→ O QUE FAZER:
1 - Responda a estas perguntas com base no texto sobre a atitude penitencial:
(a) Qual é a correta atitude do penitente diante de Deus?
(b) Que oração fazemos depois do início da Santa Missa?
(c) Segundo a citação de Rubio, onde uma obsessão pelo pecado ainda está presente?
2 - Diga se cada afirmação concorda com o texto sobre a atitude penitencial:
(a) Segundo o autor moderno citado, o pecado e a culpa são o prioritário no encontro com o Deus de Jesus Cristo.
(b) A oração "Senhor, tende piedade de nós" é feita antes do início da Santa Missa.
(c) A pergunta sobre pedir perdão primeiro em um encontro interpessoal é atribuída a Morano.

A atitude penitencial
A correta atitude do penitente diante de
Deus é a de reconhecer-se pecador, recorrendo com humildade, à sua misericórdia
e ao seu perdão. Depois do início da Santa Missa, não é nesse sentido a oração
que fazemos: “Senhor, tende piedade de nós”? Embora seja um ato corriqueiro e,
talvez, inconsciente, como tantos outros repetidos dentro da celebração
litúrgica, devemos aprofundar com honestidade de consciência cristã o
significado do pedido de perdão dirigido a Deus.
Um autor moderno afirmou o seguinte: “O
pecado e a culpa não constituem o prioritário no encontro com o Deus de Jesus
Cristo. De fato, há de se reconhecer que uma obsessão pelo pecado ainda está
presente nas celebrações litúrgicas, notadamente, na celebração eucarística”
(Rubio). Entre outras considerações apresentadas pelo referido autor sobre o
assunto, aparece o questionamento de Morano: “Será que, em um encontro
interpessoal, o primeiro a fazer é sempre
pedir perdão? [...]”.

→ DADOS BRUTOS:
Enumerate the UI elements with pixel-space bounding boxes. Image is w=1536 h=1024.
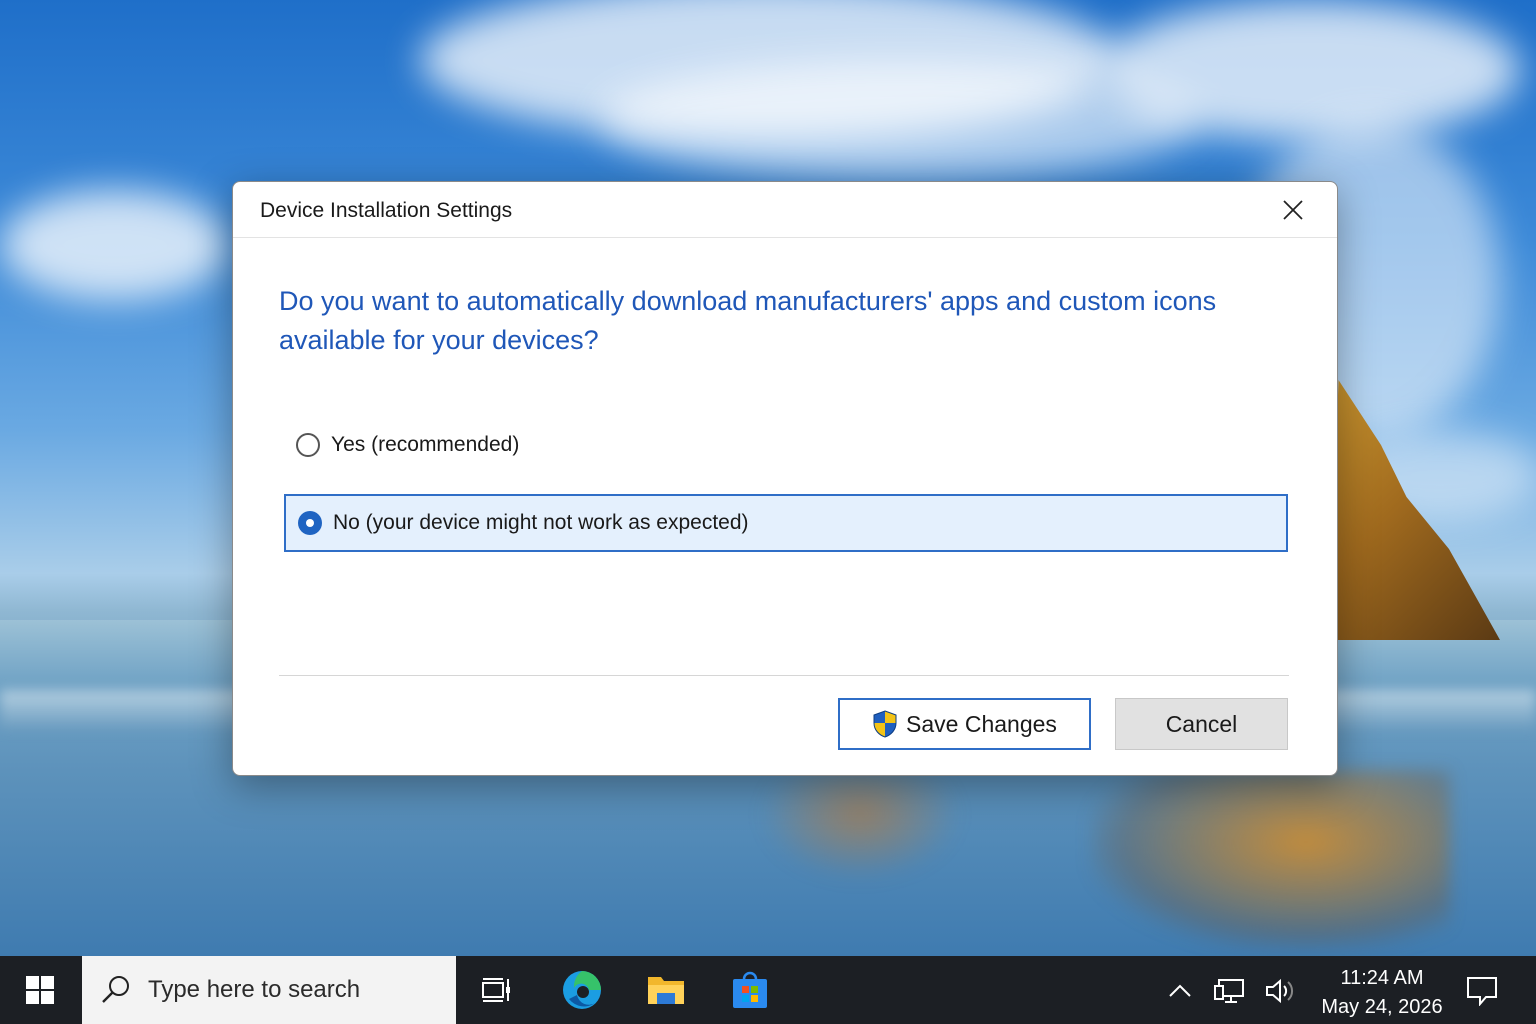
==
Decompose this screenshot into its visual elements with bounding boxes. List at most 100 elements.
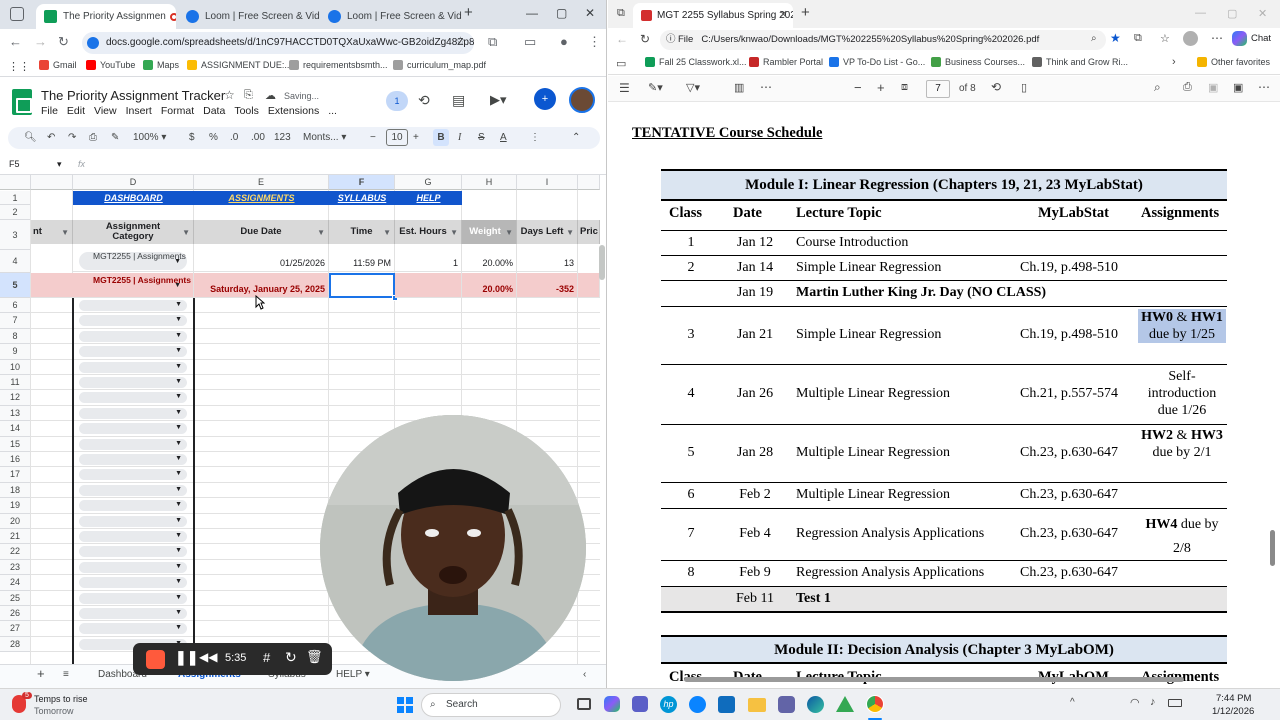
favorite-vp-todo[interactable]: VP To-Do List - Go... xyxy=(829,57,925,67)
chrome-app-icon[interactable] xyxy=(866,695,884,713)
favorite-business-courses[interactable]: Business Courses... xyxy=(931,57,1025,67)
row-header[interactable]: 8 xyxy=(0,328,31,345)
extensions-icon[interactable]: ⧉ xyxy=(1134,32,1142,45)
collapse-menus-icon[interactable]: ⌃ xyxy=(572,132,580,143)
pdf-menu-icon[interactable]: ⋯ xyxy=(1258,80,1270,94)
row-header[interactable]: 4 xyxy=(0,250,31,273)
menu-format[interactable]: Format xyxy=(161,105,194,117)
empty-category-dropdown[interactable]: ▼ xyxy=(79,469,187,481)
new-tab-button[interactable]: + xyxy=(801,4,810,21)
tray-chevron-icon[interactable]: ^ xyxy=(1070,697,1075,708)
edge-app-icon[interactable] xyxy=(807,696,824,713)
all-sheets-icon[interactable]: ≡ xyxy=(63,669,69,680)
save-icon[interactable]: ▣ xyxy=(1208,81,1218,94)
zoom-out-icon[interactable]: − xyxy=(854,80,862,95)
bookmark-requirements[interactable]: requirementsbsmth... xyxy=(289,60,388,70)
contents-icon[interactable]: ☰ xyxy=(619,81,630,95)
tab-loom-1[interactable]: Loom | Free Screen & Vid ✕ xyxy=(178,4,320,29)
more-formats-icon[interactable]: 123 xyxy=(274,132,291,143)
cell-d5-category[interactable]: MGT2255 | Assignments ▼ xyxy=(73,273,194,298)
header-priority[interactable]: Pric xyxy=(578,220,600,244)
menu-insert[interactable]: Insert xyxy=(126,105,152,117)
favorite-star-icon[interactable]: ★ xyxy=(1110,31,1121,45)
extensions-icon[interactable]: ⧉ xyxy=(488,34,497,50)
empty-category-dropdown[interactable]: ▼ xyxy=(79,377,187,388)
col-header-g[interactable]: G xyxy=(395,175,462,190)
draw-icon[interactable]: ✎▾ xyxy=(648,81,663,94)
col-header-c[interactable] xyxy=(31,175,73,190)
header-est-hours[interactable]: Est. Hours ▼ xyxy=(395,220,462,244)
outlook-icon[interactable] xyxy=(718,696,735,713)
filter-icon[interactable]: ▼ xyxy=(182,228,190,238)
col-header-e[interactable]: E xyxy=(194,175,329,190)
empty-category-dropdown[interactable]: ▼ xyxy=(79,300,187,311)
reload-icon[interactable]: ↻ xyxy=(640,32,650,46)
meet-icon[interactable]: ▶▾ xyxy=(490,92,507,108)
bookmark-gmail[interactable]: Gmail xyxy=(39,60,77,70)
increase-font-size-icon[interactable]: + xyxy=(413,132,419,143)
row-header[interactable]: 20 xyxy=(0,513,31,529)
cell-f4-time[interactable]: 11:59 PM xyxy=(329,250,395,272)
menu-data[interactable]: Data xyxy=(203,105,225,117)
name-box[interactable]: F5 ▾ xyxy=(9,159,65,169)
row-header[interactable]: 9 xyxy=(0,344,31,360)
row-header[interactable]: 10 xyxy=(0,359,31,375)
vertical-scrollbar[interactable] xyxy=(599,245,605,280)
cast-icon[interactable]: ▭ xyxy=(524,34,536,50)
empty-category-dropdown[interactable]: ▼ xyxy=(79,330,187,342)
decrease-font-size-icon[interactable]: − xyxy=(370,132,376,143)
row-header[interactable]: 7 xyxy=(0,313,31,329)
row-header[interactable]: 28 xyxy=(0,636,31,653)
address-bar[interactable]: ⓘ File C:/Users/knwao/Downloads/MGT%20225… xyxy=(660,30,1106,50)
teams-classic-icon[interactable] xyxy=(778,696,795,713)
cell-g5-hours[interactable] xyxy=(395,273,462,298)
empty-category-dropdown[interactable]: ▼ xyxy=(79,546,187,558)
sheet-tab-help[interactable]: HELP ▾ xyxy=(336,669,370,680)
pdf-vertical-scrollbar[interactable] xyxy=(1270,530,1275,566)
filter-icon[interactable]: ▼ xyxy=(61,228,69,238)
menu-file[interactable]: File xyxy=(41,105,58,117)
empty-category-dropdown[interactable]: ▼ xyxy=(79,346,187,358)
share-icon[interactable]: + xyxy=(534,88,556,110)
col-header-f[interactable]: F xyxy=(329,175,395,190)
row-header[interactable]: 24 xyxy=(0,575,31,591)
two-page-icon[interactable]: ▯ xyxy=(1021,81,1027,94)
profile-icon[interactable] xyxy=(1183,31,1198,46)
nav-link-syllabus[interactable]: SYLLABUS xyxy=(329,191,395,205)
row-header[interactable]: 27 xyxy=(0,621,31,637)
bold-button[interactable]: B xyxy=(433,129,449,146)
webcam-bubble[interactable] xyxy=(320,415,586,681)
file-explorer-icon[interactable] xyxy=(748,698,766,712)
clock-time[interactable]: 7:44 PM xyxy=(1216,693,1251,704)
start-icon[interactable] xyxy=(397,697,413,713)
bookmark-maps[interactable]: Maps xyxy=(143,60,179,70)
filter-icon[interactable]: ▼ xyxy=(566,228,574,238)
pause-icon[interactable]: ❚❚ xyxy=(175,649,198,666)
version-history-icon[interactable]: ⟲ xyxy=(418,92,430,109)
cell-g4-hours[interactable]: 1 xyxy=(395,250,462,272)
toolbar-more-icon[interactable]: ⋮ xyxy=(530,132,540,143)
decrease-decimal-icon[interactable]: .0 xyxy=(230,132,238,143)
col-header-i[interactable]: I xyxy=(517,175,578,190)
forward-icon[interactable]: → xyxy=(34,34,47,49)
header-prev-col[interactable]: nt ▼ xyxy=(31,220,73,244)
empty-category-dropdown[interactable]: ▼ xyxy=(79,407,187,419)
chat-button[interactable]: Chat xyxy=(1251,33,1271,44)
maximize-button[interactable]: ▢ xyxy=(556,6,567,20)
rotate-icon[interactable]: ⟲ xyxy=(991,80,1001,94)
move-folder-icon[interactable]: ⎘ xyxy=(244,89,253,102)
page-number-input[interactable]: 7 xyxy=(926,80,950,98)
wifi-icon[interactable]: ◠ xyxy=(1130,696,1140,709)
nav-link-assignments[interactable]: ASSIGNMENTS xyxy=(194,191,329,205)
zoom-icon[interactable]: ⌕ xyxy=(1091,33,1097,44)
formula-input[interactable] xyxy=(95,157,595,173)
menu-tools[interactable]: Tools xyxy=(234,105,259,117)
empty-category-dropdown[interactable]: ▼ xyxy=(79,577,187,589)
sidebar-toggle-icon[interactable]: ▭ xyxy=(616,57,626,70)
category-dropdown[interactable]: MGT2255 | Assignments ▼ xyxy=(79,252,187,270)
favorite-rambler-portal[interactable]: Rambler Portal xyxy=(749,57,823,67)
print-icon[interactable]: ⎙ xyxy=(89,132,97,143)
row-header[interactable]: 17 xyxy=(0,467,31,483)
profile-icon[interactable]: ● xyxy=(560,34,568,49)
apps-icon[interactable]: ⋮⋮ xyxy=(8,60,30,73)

→ RESPOSTAS:
1 -
(a) Reconhecer-se pecador, recorrendo com humildade à misericórdia e ao perdão de Deus.
(b) "Senhor, tende piedade de nós".
(c) Nas celebrações litúrgicas, notadamente na celebração eucarística.

2 -
(a) Não: "O pecado e a culpa não constituem o prioritário no encontro com o Deus de Jesus Cristo."
(b) Não: "Depois do início da Santa Missa, não é nesse sentido a oração que fazemos"
(c) Sim: "aparece o questionamento de Morano"